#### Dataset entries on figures
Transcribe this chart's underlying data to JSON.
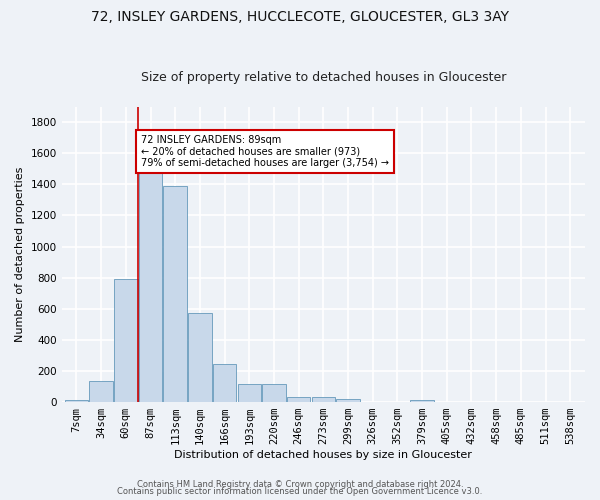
{
  "title1": "72, INSLEY GARDENS, HUCCLECOTE, GLOUCESTER, GL3 3AY",
  "title2": "Size of property relative to detached houses in Gloucester",
  "xlabel": "Distribution of detached houses by size in Gloucester",
  "ylabel": "Number of detached properties",
  "bin_labels": [
    "7sqm",
    "34sqm",
    "60sqm",
    "87sqm",
    "113sqm",
    "140sqm",
    "166sqm",
    "193sqm",
    "220sqm",
    "246sqm",
    "273sqm",
    "299sqm",
    "326sqm",
    "352sqm",
    "379sqm",
    "405sqm",
    "432sqm",
    "458sqm",
    "485sqm",
    "511sqm",
    "538sqm"
  ],
  "bar_values": [
    15,
    135,
    790,
    1490,
    1390,
    575,
    245,
    115,
    115,
    30,
    30,
    20,
    0,
    0,
    15,
    0,
    0,
    0,
    0,
    0,
    0
  ],
  "bar_color": "#c8d8ea",
  "bar_edge_color": "#6699bb",
  "vline_x": 3,
  "annotation_text": "72 INSLEY GARDENS: 89sqm\n← 20% of detached houses are smaller (973)\n79% of semi-detached houses are larger (3,754) →",
  "annotation_box_color": "#ffffff",
  "annotation_box_edge": "#cc0000",
  "vline_color": "#cc0000",
  "ylim": [
    0,
    1900
  ],
  "yticks": [
    0,
    200,
    400,
    600,
    800,
    1000,
    1200,
    1400,
    1600,
    1800
  ],
  "footer1": "Contains HM Land Registry data © Crown copyright and database right 2024.",
  "footer2": "Contains public sector information licensed under the Open Government Licence v3.0.",
  "bg_color": "#eef2f7",
  "grid_color": "#ffffff",
  "title1_fontsize": 10,
  "title2_fontsize": 9,
  "axis_label_fontsize": 8,
  "tick_fontsize": 7.5,
  "footer_fontsize": 6
}
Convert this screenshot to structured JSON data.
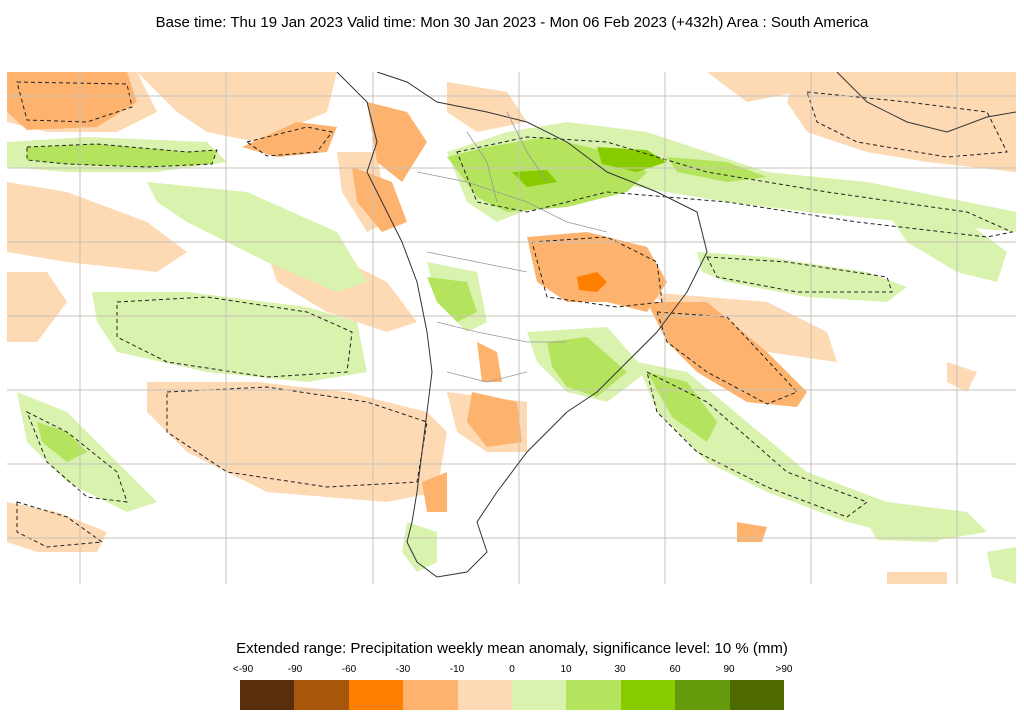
{
  "header": {
    "title": "Base time: Thu 19 Jan 2023 Valid time: Mon 30 Jan 2023 - Mon 06 Feb 2023 (+432h) Area : South America"
  },
  "legend": {
    "title": "Extended range: Precipitation weekly mean anomaly, significance level: 10 % (mm)",
    "ticks": [
      "<-90",
      "-90",
      "-60",
      "-30",
      "-10",
      "0",
      "10",
      "30",
      "60",
      "90",
      ">90"
    ],
    "colors": [
      "#5a2e0c",
      "#a8560a",
      "#ff8000",
      "#fdb36e",
      "#fdd9b4",
      "#d9f2ad",
      "#b4e45e",
      "#88cc00",
      "#669a0d",
      "#4f6b00"
    ]
  },
  "map": {
    "area": "South America"
  }
}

#### DIRECTIONS
Copy every line of the listing that includes the string "Contains".

#### COMPLETED EXERCISE
  "footer1": "Contains HM Land Registry data © Crown copyright and database right 2024.",
  "footer2": "Contains public sector information licensed under the Open Government Licence v3.0.",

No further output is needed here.